> [What to do]: Among the records below, find each line that includes the string "value" and copy it.

****************

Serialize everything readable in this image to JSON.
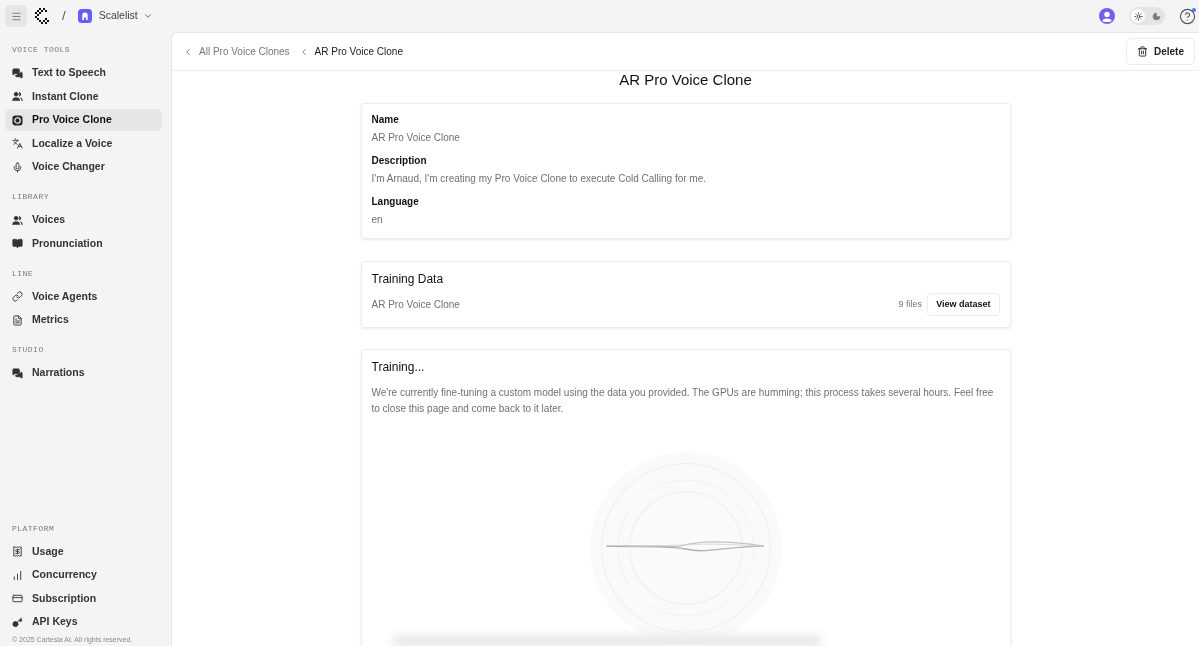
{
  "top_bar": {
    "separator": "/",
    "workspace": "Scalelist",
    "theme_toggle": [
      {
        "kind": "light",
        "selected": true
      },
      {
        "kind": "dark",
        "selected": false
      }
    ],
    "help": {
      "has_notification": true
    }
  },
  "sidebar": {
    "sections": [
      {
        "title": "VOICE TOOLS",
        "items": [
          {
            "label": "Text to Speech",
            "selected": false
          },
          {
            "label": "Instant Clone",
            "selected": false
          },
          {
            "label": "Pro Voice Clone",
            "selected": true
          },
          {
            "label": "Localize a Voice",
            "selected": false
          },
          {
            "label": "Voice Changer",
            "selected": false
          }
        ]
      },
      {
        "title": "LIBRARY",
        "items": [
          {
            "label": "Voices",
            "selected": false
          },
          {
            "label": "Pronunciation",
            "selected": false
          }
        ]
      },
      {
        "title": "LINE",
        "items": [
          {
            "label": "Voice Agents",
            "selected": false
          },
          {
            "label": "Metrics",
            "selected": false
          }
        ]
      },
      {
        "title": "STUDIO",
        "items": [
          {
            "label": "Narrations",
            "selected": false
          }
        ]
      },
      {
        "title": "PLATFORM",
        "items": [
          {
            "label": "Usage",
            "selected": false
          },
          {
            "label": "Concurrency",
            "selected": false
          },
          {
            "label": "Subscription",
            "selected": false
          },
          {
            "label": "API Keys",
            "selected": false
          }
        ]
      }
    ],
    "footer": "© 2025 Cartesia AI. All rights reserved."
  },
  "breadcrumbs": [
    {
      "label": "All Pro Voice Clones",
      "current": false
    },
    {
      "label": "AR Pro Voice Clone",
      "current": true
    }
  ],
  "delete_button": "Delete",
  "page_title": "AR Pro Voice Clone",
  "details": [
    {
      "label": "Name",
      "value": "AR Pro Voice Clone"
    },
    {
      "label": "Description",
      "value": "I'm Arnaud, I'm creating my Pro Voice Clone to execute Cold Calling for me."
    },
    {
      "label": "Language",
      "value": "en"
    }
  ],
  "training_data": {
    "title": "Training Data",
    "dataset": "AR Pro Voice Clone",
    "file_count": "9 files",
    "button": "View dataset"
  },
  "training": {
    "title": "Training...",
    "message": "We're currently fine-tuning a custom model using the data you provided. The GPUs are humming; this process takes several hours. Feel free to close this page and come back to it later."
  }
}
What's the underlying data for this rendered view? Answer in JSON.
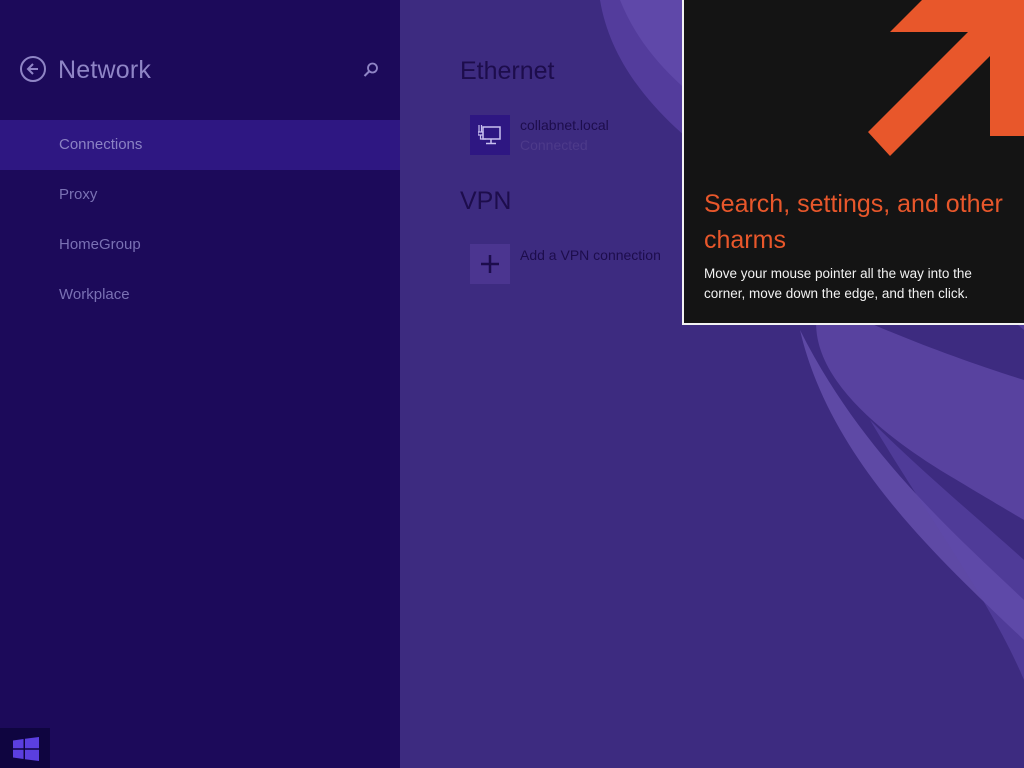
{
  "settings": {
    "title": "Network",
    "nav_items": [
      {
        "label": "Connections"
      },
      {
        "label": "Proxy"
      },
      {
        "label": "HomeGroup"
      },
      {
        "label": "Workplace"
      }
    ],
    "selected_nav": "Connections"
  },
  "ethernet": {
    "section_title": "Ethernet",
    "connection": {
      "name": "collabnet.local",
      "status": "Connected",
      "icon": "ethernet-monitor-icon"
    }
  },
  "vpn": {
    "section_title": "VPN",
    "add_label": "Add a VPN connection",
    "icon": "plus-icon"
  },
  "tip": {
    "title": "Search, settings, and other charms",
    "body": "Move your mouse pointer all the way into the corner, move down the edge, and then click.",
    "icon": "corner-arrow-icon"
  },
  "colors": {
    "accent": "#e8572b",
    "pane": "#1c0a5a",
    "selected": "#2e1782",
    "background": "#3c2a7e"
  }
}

****************

> [Written response]:
      "value": "AR Pro Voice Clone"
      "value": "I'm Arnaud, I'm creating my Pro Voice Clone to execute Cold Calling for me."
      "value": "en"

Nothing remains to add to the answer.